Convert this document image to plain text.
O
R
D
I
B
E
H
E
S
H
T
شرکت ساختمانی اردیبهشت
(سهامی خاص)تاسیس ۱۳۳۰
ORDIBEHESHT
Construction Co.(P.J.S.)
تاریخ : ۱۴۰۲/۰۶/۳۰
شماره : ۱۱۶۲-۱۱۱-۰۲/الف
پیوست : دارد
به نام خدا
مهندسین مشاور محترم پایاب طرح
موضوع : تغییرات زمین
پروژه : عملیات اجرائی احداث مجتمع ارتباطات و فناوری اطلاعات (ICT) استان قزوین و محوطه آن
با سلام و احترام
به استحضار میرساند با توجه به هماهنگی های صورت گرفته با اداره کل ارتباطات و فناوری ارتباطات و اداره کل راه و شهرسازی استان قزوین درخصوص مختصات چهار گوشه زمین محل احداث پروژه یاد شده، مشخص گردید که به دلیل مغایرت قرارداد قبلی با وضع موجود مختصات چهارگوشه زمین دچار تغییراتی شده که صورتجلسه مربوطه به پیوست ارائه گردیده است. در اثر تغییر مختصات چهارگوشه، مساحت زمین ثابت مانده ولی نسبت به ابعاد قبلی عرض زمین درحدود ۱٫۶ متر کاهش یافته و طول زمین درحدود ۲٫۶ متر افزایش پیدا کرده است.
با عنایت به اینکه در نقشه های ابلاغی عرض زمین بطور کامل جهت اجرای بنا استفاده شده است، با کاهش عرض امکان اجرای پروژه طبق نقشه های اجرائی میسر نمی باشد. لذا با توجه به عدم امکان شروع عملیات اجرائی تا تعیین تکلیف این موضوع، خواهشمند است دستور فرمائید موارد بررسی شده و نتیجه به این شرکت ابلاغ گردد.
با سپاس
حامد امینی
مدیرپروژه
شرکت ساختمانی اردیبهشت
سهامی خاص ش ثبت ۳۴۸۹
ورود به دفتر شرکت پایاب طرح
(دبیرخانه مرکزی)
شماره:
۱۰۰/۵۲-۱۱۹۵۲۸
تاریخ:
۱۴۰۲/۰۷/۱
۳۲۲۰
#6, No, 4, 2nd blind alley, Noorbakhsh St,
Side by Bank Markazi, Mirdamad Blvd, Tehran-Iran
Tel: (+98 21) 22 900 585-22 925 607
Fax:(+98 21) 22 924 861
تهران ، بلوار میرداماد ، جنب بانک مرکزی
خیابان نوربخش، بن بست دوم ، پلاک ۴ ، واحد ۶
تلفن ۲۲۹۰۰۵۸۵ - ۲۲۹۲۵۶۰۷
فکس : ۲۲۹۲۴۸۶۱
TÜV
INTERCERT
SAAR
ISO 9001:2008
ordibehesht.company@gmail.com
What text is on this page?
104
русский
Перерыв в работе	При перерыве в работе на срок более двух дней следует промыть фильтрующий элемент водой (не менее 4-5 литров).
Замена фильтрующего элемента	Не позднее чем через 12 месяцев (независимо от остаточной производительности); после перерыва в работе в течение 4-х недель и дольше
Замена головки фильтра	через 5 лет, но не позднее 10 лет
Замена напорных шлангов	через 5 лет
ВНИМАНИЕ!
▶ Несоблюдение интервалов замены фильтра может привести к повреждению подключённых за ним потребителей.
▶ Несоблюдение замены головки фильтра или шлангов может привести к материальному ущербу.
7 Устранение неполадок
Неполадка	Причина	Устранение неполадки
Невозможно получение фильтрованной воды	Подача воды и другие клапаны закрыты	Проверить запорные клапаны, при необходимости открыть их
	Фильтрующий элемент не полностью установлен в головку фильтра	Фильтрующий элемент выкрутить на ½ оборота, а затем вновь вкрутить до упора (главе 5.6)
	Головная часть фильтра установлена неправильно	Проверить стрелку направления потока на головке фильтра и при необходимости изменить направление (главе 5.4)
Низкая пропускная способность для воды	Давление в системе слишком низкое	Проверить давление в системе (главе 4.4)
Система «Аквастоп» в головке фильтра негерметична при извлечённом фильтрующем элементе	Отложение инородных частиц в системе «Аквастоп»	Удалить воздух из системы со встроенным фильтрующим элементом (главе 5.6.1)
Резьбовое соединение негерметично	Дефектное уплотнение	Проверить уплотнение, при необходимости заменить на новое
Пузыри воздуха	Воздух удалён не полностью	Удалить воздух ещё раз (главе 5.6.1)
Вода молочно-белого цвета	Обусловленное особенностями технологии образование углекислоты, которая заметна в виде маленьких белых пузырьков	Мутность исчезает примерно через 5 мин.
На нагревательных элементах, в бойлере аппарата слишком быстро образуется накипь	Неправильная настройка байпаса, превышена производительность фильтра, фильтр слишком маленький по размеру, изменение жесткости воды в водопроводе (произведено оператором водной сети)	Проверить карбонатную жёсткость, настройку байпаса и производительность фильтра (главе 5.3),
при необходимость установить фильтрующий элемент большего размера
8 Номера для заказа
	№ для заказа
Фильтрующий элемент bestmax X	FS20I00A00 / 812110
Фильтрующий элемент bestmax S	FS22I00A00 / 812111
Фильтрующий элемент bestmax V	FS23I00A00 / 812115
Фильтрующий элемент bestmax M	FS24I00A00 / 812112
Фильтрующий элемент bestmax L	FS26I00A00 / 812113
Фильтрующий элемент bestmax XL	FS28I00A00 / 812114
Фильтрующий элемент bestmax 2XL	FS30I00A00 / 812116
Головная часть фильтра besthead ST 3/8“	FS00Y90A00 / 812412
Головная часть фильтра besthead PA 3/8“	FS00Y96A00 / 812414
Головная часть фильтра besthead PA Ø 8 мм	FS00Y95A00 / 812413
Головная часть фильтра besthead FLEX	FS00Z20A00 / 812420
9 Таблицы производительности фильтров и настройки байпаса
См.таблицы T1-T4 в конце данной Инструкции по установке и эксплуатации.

....

Wherever "Устранение" shows up in a line, copy that line.

7 Устранение неполадок
Неполадка	Причина	Устранение неполадки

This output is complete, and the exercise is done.